PROBLEM DESCRIPTION: Print, exactly and completely, every entry in the data.

GIVEN INFORMATION:
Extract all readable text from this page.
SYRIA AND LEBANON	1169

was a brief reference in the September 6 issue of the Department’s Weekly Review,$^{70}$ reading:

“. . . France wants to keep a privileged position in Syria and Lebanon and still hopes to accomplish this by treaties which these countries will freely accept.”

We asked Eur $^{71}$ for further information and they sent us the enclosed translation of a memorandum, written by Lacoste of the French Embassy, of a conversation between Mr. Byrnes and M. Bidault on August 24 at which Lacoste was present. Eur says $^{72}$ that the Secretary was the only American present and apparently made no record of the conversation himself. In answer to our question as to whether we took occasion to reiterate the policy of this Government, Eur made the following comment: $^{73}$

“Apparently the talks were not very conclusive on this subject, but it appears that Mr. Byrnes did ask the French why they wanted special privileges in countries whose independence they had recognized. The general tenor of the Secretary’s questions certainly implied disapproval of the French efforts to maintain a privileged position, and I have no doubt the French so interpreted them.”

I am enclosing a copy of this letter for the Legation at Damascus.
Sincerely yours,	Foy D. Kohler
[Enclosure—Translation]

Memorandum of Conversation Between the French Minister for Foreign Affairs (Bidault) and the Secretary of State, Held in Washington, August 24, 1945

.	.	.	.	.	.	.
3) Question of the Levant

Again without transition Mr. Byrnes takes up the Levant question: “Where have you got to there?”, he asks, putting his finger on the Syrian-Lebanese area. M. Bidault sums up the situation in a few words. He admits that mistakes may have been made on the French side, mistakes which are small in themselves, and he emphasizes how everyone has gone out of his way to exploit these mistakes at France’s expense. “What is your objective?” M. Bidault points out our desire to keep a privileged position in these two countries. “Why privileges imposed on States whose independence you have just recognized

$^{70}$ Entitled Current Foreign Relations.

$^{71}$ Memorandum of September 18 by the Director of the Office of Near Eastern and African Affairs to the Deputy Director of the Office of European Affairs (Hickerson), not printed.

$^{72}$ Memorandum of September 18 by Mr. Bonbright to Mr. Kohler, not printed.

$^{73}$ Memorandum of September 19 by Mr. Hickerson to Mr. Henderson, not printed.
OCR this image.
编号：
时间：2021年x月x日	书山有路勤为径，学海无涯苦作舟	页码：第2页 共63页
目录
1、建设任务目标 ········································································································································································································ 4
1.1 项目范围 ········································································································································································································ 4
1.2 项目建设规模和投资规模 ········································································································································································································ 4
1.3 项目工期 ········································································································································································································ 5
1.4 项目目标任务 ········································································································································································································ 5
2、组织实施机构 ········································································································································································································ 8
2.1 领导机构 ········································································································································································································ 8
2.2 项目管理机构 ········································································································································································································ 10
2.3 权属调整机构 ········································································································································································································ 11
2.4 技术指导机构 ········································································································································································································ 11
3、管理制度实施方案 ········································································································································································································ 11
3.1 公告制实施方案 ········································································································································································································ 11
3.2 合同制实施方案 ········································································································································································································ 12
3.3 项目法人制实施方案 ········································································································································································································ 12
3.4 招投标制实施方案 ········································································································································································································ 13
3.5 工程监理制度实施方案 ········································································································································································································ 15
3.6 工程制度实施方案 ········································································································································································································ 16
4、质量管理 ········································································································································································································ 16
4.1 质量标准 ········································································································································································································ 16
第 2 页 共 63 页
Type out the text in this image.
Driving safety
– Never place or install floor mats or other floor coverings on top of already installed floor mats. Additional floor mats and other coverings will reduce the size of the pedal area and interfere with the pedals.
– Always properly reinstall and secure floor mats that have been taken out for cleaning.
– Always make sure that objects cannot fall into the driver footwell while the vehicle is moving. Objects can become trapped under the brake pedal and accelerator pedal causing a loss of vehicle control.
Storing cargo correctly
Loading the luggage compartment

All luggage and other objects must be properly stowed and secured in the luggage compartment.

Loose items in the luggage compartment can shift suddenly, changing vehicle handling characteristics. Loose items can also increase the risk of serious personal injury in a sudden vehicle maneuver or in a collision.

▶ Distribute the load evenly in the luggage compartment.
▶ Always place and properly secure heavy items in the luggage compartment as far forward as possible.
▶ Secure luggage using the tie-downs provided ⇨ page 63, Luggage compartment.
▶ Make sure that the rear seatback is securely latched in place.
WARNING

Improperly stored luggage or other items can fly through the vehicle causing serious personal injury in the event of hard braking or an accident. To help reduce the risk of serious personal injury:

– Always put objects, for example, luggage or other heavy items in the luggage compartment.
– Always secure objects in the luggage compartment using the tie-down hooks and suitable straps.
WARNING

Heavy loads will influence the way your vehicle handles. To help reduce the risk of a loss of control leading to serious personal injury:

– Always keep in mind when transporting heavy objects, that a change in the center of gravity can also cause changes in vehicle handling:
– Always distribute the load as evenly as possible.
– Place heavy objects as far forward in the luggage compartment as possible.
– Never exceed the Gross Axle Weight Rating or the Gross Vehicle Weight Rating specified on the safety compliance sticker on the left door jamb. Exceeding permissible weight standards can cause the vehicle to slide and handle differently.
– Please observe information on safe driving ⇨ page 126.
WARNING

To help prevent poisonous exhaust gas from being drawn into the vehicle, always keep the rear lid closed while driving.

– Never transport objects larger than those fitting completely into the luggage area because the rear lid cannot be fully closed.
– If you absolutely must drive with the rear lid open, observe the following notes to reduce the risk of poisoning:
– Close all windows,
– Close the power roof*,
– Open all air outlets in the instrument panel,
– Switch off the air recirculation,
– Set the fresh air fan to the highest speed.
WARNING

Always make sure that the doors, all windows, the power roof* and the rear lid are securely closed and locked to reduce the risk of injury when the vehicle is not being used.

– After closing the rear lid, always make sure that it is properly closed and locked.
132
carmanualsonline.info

FINAL RESULT:
Extract all readable text from this page.
SYRIA AND LEBANON	1169

was a brief reference in the September 6 issue of the Department’s Weekly Review,$^{70}$ reading:

“. . . France wants to keep a privileged position in Syria and Lebanon and still hopes to accomplish this by treaties which these countries will freely accept.”

We asked Eur $^{71}$ for further information and they sent us the enclosed translation of a memorandum, written by Lacoste of the French Embassy, of a conversation between Mr. Byrnes and M. Bidault on August 24 at which Lacoste was present. Eur says $^{72}$ that the Secretary was the only American present and apparently made no record of the conversation himself. In answer to our question as to whether we took occasion to reiterate the policy of this Government, Eur made the following comment: $^{73}$

“Apparently the talks were not very conclusive on this subject, but it appears that Mr. Byrnes did ask the French why they wanted special privileges in countries whose independence they had recognized. The general tenor of the Secretary’s questions certainly implied disapproval of the French efforts to maintain a privileged position, and I have no doubt the French so interpreted them.”

I am enclosing a copy of this letter for the Legation at Damascus.
Sincerely yours,	Foy D. Kohler
[Enclosure—Translation]

Memorandum of Conversation Between the French Minister for Foreign Affairs (Bidault) and the Secretary of State, Held in Washington, August 24, 1945

.	.	.	.	.	.	.
3) Question of the Levant

Again without transition Mr. Byrnes takes up the Levant question: “Where have you got to there?”, he asks, putting his finger on the Syrian-Lebanese area. M. Bidault sums up the situation in a few words. He admits that mistakes may have been made on the French side, mistakes which are small in themselves, and he emphasizes how everyone has gone out of his way to exploit these mistakes at France’s expense. “What is your objective?” M. Bidault points out our desire to keep a privileged position in these two countries. “Why privileges imposed on States whose independence you have just recognized

$^{70}$ Entitled Current Foreign Relations.

$^{71}$ Memorandum of September 18 by the Director of the Office of Near Eastern and African Affairs to the Deputy Director of the Office of European Affairs (Hickerson), not printed.

$^{72}$ Memorandum of September 18 by Mr. Bonbright to Mr. Kohler, not printed.

$^{73}$ Memorandum of September 19 by Mr. Hickerson to Mr. Henderson, not printed.
OCR this image.
编号：
时间：2021年x月x日	书山有路勤为径，学海无涯苦作舟	页码：第2页 共63页
目录
1、建设任务目标 ········································································································································································································ 4
1.1 项目范围 ········································································································································································································ 4
1.2 项目建设规模和投资规模 ········································································································································································································ 4
1.3 项目工期 ········································································································································································································ 5
1.4 项目目标任务 ········································································································································································································ 5
2、组织实施机构 ········································································································································································································ 8
2.1 领导机构 ········································································································································································································ 8
2.2 项目管理机构 ········································································································································································································ 10
2.3 权属调整机构 ········································································································································································································ 11
2.4 技术指导机构 ········································································································································································································ 11
3、管理制度实施方案 ········································································································································································································ 11
3.1 公告制实施方案 ········································································································································································································ 11
3.2 合同制实施方案 ········································································································································································································ 12
3.3 项目法人制实施方案 ········································································································································································································ 12
3.4 招投标制实施方案 ········································································································································································································ 13
3.5 工程监理制度实施方案 ········································································································································································································ 15
3.6 工程制度实施方案 ········································································································································································································ 16
4、质量管理 ········································································································································································································ 16
4.1 质量标准 ········································································································································································································ 16
第 2 页 共 63 页
Type out the text in this image.
Driving safety
– Never place or install floor mats or other floor coverings on top of already installed floor mats. Additional floor mats and other coverings will reduce the size of the pedal area and interfere with the pedals.
– Always properly reinstall and secure floor mats that have been taken out for cleaning.
– Always make sure that objects cannot fall into the driver footwell while the vehicle is moving. Objects can become trapped under the brake pedal and accelerator pedal causing a loss of vehicle control.
Storing cargo correctly
Loading the luggage compartment

All luggage and other objects must be properly stowed and secured in the luggage compartment.

Loose items in the luggage compartment can shift suddenly, changing vehicle handling characteristics. Loose items can also increase the risk of serious personal injury in a sudden vehicle maneuver or in a collision.

▶ Distribute the load evenly in the luggage compartment.
▶ Always place and properly secure heavy items in the luggage compartment as far forward as possible.
▶ Secure luggage using the tie-downs provided ⇨ page 63, Luggage compartment.
▶ Make sure that the rear seatback is securely latched in place.
WARNING

Improperly stored luggage or other items can fly through the vehicle causing serious personal injury in the event of hard braking or an accident. To help reduce the risk of serious personal injury:

– Always put objects, for example, luggage or other heavy items in the luggage compartment.
– Always secure objects in the luggage compartment using the tie-down hooks and suitable straps.
WARNING

Heavy loads will influence the way your vehicle handles. To help reduce the risk of a loss of control leading to serious personal injury:

– Always keep in mind when transporting heavy objects, that a change in the center of gravity can also cause changes in vehicle handling:
– Always distribute the load as evenly as possible.
– Place heavy objects as far forward in the luggage compartment as possible.
– Never exceed the Gross Axle Weight Rating or the Gross Vehicle Weight Rating specified on the safety compliance sticker on the left door jamb. Exceeding permissible weight standards can cause the vehicle to slide and handle differently.
– Please observe information on safe driving ⇨ page 126.
WARNING

To help prevent poisonous exhaust gas from being drawn into the vehicle, always keep the rear lid closed while driving.

– Never transport objects larger than those fitting completely into the luggage area because the rear lid cannot be fully closed.
– If you absolutely must drive with the rear lid open, observe the following notes to reduce the risk of poisoning:
– Close all windows,
– Close the power roof*,
– Open all air outlets in the instrument panel,
– Switch off the air recirculation,
– Set the fresh air fan to the highest speed.
WARNING

Always make sure that the doors, all windows, the power roof* and the rear lid are securely closed and locked to reduce the risk of injury when the vehicle is not being used.

– After closing the rear lid, always make sure that it is properly closed and locked.
132
carmanualsonline.info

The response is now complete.